» SUPPLIED TEXT:
○ ○ ○

[cfe-dev] RFC: Clang Automatic Bug Reporting

Wed Jul 21 03:41:13 PDT 2010

On 19 Jul 2010, at 16:44, Daniel Dunbar wrote:

> Hi all,
> 
> It would be great if Clang provided better support for users who want to file
> bugs. We frequently have to go through multiple iterations to get all the data
> we need, and we also sometimes run into cases where it is very hard / impossible
> to reproduce a problem locally. The latter problems tend to show up frequently
> with precompiled headers or supplemental files like header maps, where they
> depend very much on the build system and the layout of source on the users
> system -- such tests can be a real pain to analyze right now.

I have done a fair amount of work on generating and reducing clang bugs. As time goes on, the bugs found are involving more complex code. I think a good system like you describe would be a good idea. The VFS seems like a good idea. I will just say a few words on automatic reduction. The short version is "I wouldn't try it, at least as a first pass", although anonymisation is a good idea.

Automatic reduction can be very expensive. A bug involving boost can often lead to megabytes of pre-processed code, and > 10 second compile times. In this situation, any kind of testcase reduction can bisection can take a day or longer. We should certainly warn users before we start running such a process!

I don't know how much better a clang-based system could do. I would suggest concentrating on anonymizing rather than auto-minimizing test cases, although anonymization would probably involve some degree of reduction. I think the important thing for users is that it is fast, and removes as many details of their code as possible. Rather than worrying about it being particularlysmaller. 

I imagine that quite a lot of progress could be made on anonymisation by a certainly degree of random shuffling, for example randomly swapping < for > or == (allowing for overloaded operators of course), adding and removing constants, changing names. This wouldn't always work, but would be quick, and likely make the code extremely hard to reconstruct.

For reduction I use a cobbled-together bunch of scripts. These are fairly successful, if fairly expensive. One problem with automatic testcase reduction is trying to keep the code valid, if it was originally, is usually a good idea. I do this by using g++, which at least produces an approximation of "valid" ;) 

The main thing I find my code cannot reduce well (as it does not understand C++ is)

1) Constructions involving things like enable_if, 
2) Removing parameters to functions and templates which are not used (which can be a big help if those parameters are some very complex type), as they have to be removed at both the definition and call sites at the same time.

This of course ignores one big class of bugs, "wrong result" bugs (as opposed to the compiler misbehaving). Reducing such bugs is extremely difficult. The best I have done is simultaneously running the reduced code through g++ and clang++, and running the resulting executables valgrind (to try to avoid the code happening to produce the correct result while reading from uninitialized memory). Even with this, such reductions usually end up in an incorrect local minima if attempted automatically.

> 
> The following proposal is for new feature work to let Clang automatically
> generate bug reports.
> 
> 
> Goals
> =====
> 
> Frontend / Single-File Focused:
> 
>  The goal of this work is to support generating bug reports for parse failures,
>  crashes, and trivial miscompiles. It is not designed to support generating
>  test cases where a large application is miscompiled, for example. Generally,
>  it is designed to support the case where the user runs a single Clang command
>  on their system, it doesn't work (crashes, produces obviously invalid output,
>  etc.), and they want a Clang developer to be able to reproduce the problem.

○ ○ ○

Retype the Clang bug reporting thread from "This of course" to "generate bug reports.". The rows after this point are separate material with no connection to the Clang bug reporting thread.

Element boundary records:
○ ○ ○

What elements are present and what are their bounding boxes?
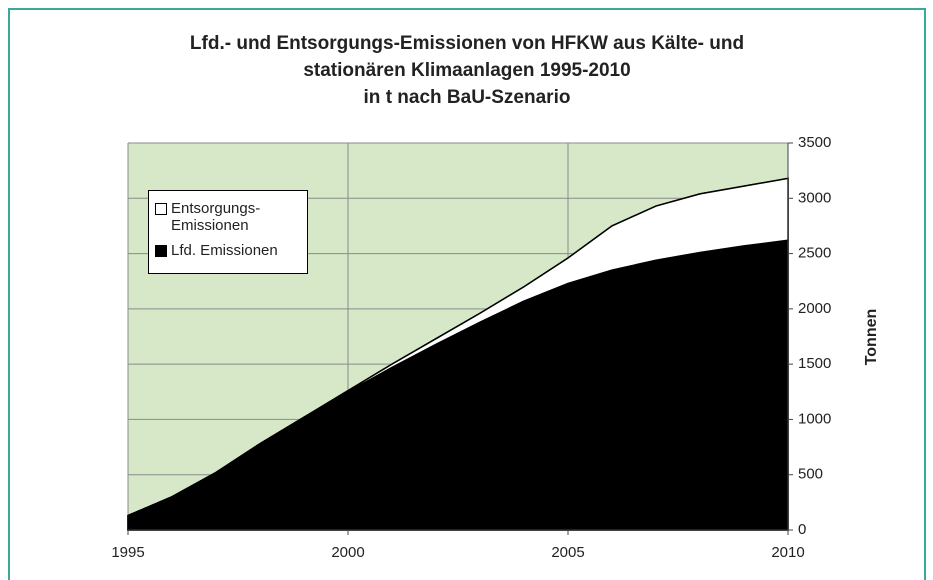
- legend-label: Entsorgungs-Emissionen: [171, 200, 261, 234]
- x-tick-label: 2000: [331, 544, 364, 561]
- x-tick-label: 2005: [551, 544, 584, 561]
- legend-swatch: [155, 245, 167, 257]
- y-tick-label: 2500: [798, 245, 831, 262]
- legend-swatch: [155, 203, 167, 215]
- chart-title: Lfd.- und Entsorgungs-Emissionen von HFK…: [189, 33, 745, 81]
- frame: [8, 8, 926, 580]
- y-tick-label: 3500: [798, 134, 831, 151]
- chart-title-block: Lfd.- und Entsorgungs-Emissionen von HFK…: [137, 30, 797, 111]
- y-tick-label: 2000: [798, 300, 831, 317]
- y-axis-label: Tonnen: [863, 309, 880, 366]
- legend: Entsorgungs-Emissionen Lfd. Emissionen: [148, 190, 308, 274]
- legend-item: Lfd. Emissionen: [153, 242, 303, 259]
- y-tick-label: 1000: [798, 410, 831, 427]
- y-tick-label: 3000: [798, 189, 831, 206]
- y-tick-label: 500: [798, 466, 823, 483]
- chart-subtitle: in t nach BaU-Szenario: [363, 87, 571, 108]
- legend-label: Lfd. Emissionen: [171, 242, 278, 259]
- x-tick-label: 1995: [111, 544, 144, 561]
- legend-item: Entsorgungs-Emissionen: [153, 200, 303, 234]
- x-tick-label: 2010: [771, 544, 804, 561]
- y-tick-label: 1500: [798, 355, 831, 372]
- y-tick-label: 0: [798, 521, 806, 538]
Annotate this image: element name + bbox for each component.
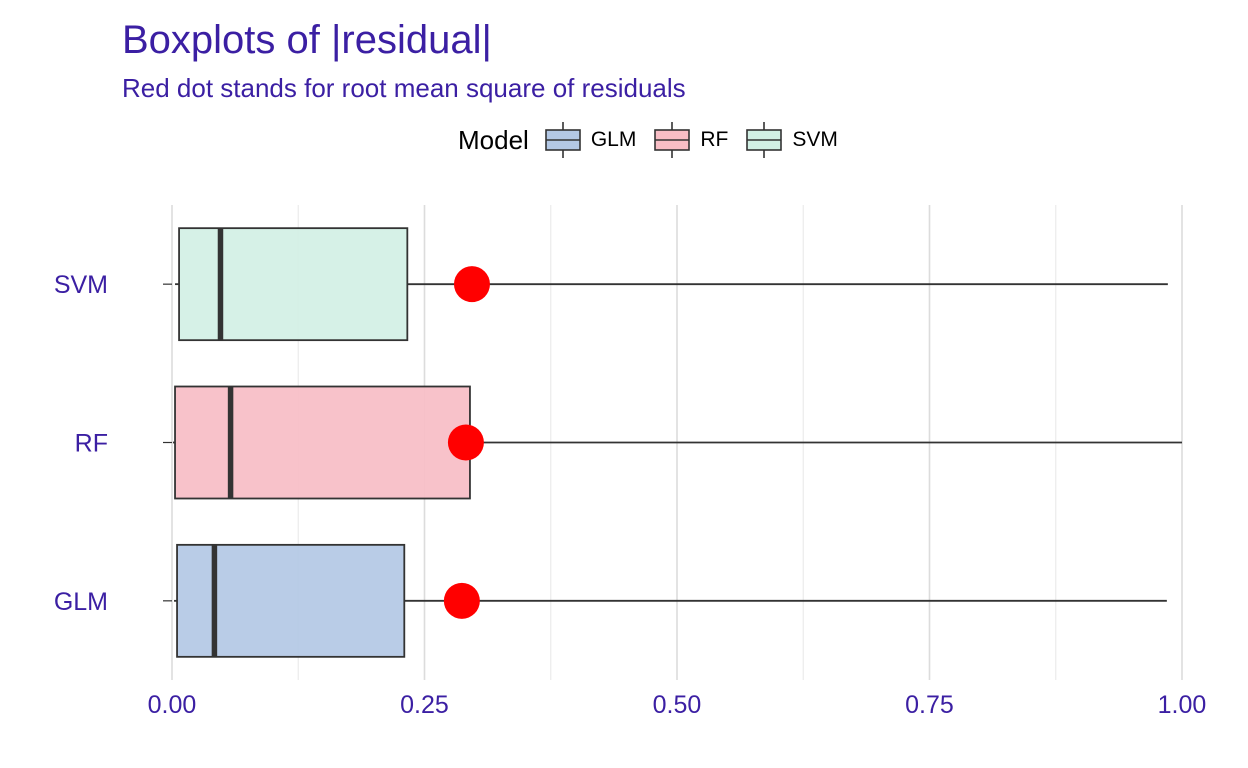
legend-label-glm: GLM bbox=[590, 128, 637, 151]
rmse-dot-svm bbox=[453, 266, 490, 303]
y-tick-label-glm: GLM bbox=[54, 588, 108, 616]
y-tick-label-svm: SVM bbox=[54, 271, 108, 299]
chart-subtitle: Red dot stands for root mean square of r… bbox=[122, 73, 686, 103]
box-rf bbox=[174, 385, 471, 500]
legend-item-glm: GLM bbox=[543, 122, 637, 158]
x-tick-label: 0.75 bbox=[905, 691, 954, 719]
boxplot-glm bbox=[174, 543, 1167, 658]
legend-item-rf: RF bbox=[652, 122, 728, 158]
rmse-dot-rf bbox=[447, 424, 484, 461]
legend-key-rf bbox=[654, 122, 691, 158]
rmse-dot-glm bbox=[443, 582, 480, 619]
x-tick-label: 0.25 bbox=[400, 691, 449, 719]
boxplot-rf bbox=[173, 385, 1182, 500]
x-tick-label: 0.00 bbox=[148, 691, 197, 719]
legend-item-svm: SVM bbox=[744, 122, 838, 158]
boxplot-svm bbox=[175, 227, 1168, 342]
x-tick-label: 0.50 bbox=[653, 691, 702, 719]
legend-label-rf: RF bbox=[700, 128, 729, 151]
legend-label-svm: SVM bbox=[792, 128, 838, 151]
box-svm bbox=[178, 227, 409, 342]
legend-key-glm bbox=[545, 122, 581, 158]
y-tick-label-rf: RF bbox=[75, 430, 108, 458]
x-tick-label: 1.00 bbox=[1158, 691, 1207, 719]
legend: Model GLM RF SVM bbox=[458, 122, 854, 158]
legend-key-svm bbox=[746, 122, 783, 158]
legend-title: Model bbox=[458, 124, 529, 155]
chart-title: Boxplots of |residual| bbox=[122, 18, 492, 62]
box-glm bbox=[176, 543, 406, 658]
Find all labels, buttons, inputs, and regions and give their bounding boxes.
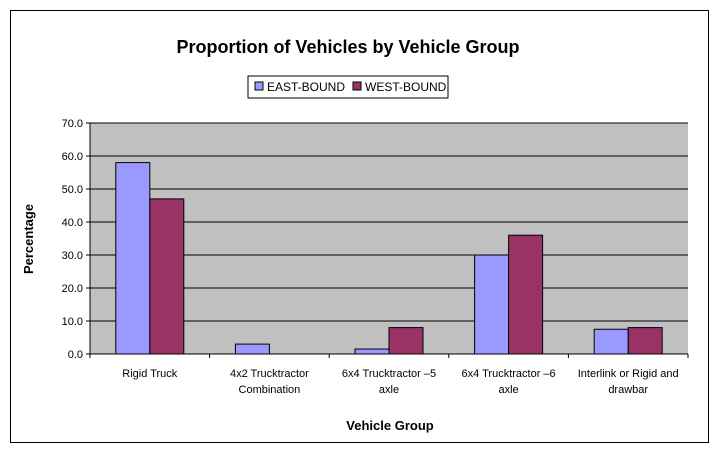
y-tick-label: 40.0 [62, 217, 83, 229]
bar-east-bound-0 [115, 162, 151, 355]
bar-east-bound-1 [234, 343, 270, 355]
x-category-label: 6x4 Trucktractor –5 [342, 368, 436, 380]
legend: EAST-BOUND WEST-BOUND [247, 75, 449, 99]
x-category-label: axle [379, 384, 399, 396]
axes [86, 122, 689, 358]
x-category-label: Rigid Truck [122, 368, 178, 380]
y-tick-label: 70.0 [62, 118, 83, 130]
legend-label-west-bound: WEST-BOUND [365, 80, 447, 94]
legend-label-east-bound: EAST-BOUND [267, 80, 345, 94]
x-category-label: Interlink or Rigid and [578, 368, 679, 380]
legend-box [247, 75, 449, 99]
x-category-label: axle [499, 384, 519, 396]
x-axis-title: Vehicle Group [346, 418, 433, 433]
chart-title: Proportion of Vehicles by Vehicle Group [176, 37, 519, 57]
plot-area [90, 123, 688, 354]
y-tick-label: 20.0 [62, 283, 83, 295]
gridlines [90, 122, 688, 322]
bar-east-bound-3 [474, 254, 510, 355]
bar-west-bound-0 [149, 198, 185, 355]
y-axis-title: Percentage [21, 204, 36, 274]
bar-east-bound-4 [593, 328, 629, 355]
x-category-label: 6x4 Trucktractor –6 [462, 368, 556, 380]
x-category-label: 4x2 Trucktractor [230, 368, 309, 380]
bar-west-bound-3 [508, 234, 544, 355]
bar-east-bound-2 [354, 348, 390, 355]
y-tick-labels: 0.0 10.0 20.0 30.0 40.0 50.0 60.0 70.0 [62, 118, 83, 361]
y-tick-label: 10.0 [62, 316, 83, 328]
legend-swatch-west-bound [352, 81, 362, 91]
x-category-labels: Rigid Truck 4x2 Trucktractor Combination 6x… [122, 368, 678, 396]
legend-swatch-east-bound [254, 81, 264, 91]
x-category-label: drawbar [608, 384, 648, 396]
bar-west-bound-2 [388, 327, 424, 355]
bar-west-bound-4 [627, 327, 663, 355]
x-category-label: Combination [239, 384, 301, 396]
bars [115, 162, 663, 355]
y-tick-label: 30.0 [62, 250, 83, 262]
y-tick-label: 50.0 [62, 184, 83, 196]
y-tick-label: 60.0 [62, 151, 83, 163]
y-tick-label: 0.0 [68, 349, 83, 361]
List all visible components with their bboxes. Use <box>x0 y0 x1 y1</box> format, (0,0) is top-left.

○ ○ ○

» WRITTEN RESPONSE:
This of course ignores one big class of bugs, "wrong result" bugs (as opposed to the compiler misbehaving). Reducing such bugs is extremely difficult. The best I have done is simultaneously running the reduced code through g++ and clang++, and running the resulting executables valgrind (to try to avoid the code happening to produce the correct result while reading from uninitialized memory). Even with this, such reductions usually end up in an incorrect local minima if attempted automatically.

> 
> The following proposal is for new feature work to let Clang automatically
> generate bug reports.